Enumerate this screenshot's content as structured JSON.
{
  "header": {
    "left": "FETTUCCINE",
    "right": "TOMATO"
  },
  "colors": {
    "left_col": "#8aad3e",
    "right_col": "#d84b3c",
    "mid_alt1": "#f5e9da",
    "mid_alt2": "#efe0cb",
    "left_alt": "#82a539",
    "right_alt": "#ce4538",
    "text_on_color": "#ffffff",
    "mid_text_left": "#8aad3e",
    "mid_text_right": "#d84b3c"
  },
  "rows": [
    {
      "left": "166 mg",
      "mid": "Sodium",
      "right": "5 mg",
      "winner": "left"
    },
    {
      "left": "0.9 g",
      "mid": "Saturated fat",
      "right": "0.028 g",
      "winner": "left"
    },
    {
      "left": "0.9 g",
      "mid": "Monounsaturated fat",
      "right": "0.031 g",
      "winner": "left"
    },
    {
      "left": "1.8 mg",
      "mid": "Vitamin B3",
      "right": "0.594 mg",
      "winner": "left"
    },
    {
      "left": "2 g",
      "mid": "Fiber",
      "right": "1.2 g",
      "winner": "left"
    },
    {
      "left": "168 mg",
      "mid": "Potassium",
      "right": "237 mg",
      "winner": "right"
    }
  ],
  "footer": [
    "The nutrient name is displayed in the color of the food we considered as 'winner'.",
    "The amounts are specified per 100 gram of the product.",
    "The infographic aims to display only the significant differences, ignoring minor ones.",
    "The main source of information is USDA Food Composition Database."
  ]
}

-=-=-=-=-

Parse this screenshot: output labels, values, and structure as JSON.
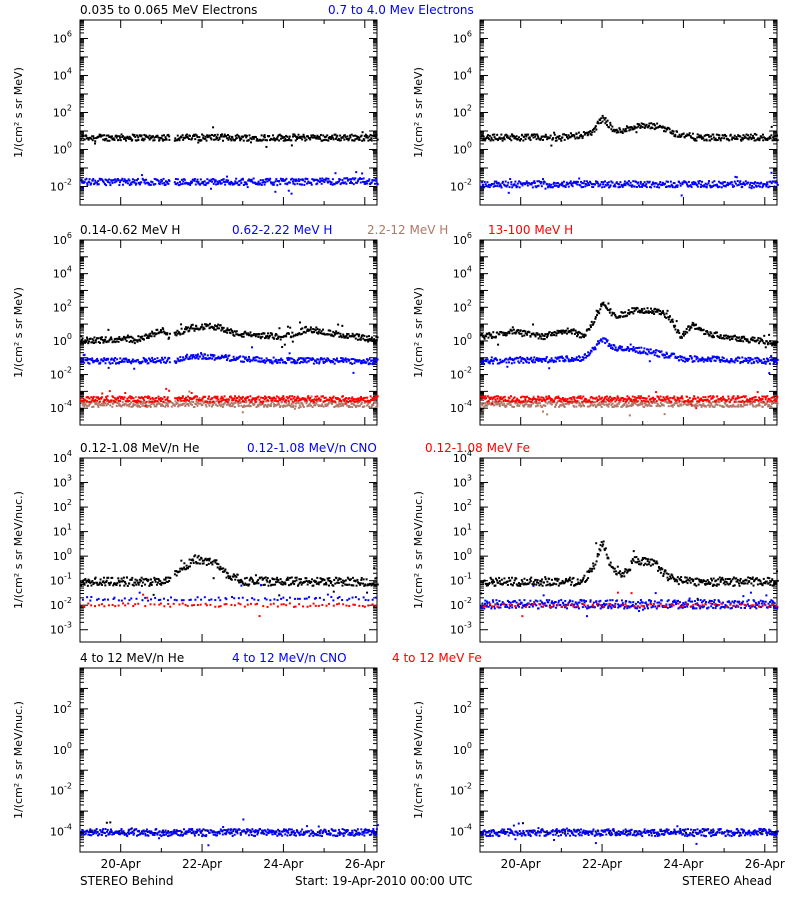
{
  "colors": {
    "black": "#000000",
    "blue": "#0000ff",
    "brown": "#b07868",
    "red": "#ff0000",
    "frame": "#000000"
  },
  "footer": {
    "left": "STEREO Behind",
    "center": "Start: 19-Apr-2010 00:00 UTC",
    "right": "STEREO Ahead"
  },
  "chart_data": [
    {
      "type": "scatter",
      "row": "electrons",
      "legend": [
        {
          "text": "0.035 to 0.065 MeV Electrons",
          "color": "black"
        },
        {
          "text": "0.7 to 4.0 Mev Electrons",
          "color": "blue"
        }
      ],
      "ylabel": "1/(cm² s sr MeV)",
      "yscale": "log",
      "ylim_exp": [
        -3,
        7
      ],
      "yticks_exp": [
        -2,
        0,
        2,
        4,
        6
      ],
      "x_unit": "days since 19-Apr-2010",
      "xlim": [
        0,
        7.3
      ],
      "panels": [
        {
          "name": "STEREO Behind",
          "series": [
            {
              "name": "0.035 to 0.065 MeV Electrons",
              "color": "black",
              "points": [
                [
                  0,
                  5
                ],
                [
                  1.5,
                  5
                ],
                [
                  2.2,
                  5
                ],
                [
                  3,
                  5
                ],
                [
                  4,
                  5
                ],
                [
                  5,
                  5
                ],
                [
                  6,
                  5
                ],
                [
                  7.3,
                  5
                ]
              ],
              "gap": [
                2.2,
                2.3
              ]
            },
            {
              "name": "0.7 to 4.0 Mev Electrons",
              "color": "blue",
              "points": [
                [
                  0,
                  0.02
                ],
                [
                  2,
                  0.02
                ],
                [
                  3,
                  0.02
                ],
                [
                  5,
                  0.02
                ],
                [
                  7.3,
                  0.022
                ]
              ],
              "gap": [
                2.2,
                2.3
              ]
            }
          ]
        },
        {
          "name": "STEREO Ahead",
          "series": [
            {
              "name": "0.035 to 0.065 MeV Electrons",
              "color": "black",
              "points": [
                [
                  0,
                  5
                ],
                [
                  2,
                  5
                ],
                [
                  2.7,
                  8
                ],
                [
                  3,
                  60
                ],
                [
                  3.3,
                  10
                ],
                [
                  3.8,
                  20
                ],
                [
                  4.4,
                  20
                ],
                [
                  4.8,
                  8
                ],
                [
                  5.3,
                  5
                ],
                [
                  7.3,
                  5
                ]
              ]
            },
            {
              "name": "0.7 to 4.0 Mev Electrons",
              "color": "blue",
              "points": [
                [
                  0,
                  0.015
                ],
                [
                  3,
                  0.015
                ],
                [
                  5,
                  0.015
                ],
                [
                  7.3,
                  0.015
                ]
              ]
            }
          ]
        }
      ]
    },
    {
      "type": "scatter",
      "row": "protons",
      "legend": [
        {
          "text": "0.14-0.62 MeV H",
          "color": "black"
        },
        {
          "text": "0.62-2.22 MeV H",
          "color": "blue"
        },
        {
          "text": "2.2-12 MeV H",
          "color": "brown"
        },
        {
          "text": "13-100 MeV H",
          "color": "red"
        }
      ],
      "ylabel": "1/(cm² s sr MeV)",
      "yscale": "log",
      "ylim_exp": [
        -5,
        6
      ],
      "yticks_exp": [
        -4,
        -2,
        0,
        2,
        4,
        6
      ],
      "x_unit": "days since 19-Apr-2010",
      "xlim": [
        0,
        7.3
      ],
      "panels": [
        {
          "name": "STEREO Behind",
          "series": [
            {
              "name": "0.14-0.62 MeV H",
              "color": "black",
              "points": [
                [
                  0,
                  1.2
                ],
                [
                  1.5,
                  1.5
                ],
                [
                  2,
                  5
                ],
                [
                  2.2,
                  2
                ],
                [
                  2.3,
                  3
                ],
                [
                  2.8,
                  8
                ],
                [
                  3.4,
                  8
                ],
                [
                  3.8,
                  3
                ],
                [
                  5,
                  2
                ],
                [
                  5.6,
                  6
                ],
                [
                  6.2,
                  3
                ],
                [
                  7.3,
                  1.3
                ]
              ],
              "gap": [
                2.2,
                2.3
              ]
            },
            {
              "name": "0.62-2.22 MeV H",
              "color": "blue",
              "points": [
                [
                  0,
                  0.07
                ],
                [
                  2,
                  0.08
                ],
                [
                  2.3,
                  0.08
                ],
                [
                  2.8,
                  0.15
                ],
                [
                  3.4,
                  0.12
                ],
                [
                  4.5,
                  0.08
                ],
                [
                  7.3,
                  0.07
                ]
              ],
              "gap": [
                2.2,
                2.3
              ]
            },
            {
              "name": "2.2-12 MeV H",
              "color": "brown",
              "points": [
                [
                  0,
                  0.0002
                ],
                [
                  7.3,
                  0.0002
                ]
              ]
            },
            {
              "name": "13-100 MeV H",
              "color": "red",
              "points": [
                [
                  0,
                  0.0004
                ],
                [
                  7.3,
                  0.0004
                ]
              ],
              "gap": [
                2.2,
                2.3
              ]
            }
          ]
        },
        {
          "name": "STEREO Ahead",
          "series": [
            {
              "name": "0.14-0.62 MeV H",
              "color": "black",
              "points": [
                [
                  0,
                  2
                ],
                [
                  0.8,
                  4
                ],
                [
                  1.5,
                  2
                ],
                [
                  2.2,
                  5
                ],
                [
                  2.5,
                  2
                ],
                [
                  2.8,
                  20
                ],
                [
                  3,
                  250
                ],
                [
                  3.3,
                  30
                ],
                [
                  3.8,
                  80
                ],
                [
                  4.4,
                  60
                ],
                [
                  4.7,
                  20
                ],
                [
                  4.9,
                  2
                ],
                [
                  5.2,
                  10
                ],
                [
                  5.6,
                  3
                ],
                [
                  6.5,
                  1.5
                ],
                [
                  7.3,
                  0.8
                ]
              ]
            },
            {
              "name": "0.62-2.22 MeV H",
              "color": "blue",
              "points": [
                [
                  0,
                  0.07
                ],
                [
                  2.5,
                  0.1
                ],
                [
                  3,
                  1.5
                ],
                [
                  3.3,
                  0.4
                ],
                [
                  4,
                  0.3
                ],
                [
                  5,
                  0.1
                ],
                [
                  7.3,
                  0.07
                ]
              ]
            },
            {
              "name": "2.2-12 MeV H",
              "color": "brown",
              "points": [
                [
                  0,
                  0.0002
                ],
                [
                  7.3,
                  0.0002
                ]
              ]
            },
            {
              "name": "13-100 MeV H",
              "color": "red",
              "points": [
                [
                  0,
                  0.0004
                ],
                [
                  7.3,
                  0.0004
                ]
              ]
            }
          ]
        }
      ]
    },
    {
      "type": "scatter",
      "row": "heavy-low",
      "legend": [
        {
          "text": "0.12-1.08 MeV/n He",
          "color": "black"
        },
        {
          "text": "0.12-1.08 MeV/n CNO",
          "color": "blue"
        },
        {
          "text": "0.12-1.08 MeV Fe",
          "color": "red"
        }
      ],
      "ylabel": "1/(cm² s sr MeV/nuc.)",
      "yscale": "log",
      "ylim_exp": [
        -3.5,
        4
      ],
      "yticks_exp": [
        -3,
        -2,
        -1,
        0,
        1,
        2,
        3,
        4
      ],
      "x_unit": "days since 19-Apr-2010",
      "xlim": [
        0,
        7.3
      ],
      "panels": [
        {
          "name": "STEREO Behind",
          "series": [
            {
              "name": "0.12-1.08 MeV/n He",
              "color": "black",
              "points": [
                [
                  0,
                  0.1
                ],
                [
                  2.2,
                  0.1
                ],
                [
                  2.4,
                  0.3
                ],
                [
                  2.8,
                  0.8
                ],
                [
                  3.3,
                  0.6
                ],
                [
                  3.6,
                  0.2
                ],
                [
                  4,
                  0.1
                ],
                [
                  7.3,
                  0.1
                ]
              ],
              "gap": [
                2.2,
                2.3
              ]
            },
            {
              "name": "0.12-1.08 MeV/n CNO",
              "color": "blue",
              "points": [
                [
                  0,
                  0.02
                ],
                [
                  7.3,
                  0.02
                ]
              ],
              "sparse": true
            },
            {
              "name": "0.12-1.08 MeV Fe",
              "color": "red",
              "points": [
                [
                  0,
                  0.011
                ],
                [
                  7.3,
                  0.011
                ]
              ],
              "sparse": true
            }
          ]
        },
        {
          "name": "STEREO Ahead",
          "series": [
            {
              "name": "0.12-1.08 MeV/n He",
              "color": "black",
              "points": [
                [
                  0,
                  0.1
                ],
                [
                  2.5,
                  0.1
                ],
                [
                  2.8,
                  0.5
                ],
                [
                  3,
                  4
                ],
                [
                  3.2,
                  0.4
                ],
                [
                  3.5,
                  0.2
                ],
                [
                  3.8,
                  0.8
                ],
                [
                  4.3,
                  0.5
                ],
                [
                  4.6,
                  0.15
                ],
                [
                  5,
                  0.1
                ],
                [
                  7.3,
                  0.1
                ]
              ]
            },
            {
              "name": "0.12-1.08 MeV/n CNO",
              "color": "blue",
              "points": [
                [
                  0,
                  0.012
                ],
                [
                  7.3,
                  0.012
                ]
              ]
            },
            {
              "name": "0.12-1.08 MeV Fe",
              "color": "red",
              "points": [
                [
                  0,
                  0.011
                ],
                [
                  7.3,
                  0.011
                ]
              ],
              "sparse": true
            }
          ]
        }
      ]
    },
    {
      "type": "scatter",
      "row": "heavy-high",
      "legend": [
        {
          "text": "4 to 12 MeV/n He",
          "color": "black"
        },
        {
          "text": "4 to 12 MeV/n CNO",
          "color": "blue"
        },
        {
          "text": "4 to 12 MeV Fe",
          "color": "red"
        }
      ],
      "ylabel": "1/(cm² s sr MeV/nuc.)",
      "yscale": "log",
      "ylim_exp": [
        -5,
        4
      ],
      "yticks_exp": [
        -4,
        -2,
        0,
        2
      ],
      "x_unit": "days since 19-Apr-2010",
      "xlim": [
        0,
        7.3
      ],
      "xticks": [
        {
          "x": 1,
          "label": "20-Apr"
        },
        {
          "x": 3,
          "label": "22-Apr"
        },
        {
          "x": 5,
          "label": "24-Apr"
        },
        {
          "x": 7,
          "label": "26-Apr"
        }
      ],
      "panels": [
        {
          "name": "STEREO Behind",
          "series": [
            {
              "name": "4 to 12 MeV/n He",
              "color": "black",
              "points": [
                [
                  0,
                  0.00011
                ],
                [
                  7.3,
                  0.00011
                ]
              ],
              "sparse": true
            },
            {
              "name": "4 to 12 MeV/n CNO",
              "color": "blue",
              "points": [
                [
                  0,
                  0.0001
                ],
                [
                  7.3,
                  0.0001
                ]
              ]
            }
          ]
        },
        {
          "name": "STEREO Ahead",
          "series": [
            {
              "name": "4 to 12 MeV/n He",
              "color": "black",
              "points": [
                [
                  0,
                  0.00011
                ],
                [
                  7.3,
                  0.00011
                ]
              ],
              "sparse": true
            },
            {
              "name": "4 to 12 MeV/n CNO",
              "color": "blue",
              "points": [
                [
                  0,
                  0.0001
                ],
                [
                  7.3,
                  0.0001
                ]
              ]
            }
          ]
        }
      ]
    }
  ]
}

-=-=-=-=-

• [TASK STATEMENT]: In the entries above, how many lines contain the word "this"? Answer with the number only.

• [FINISHED EXERCISE]: 2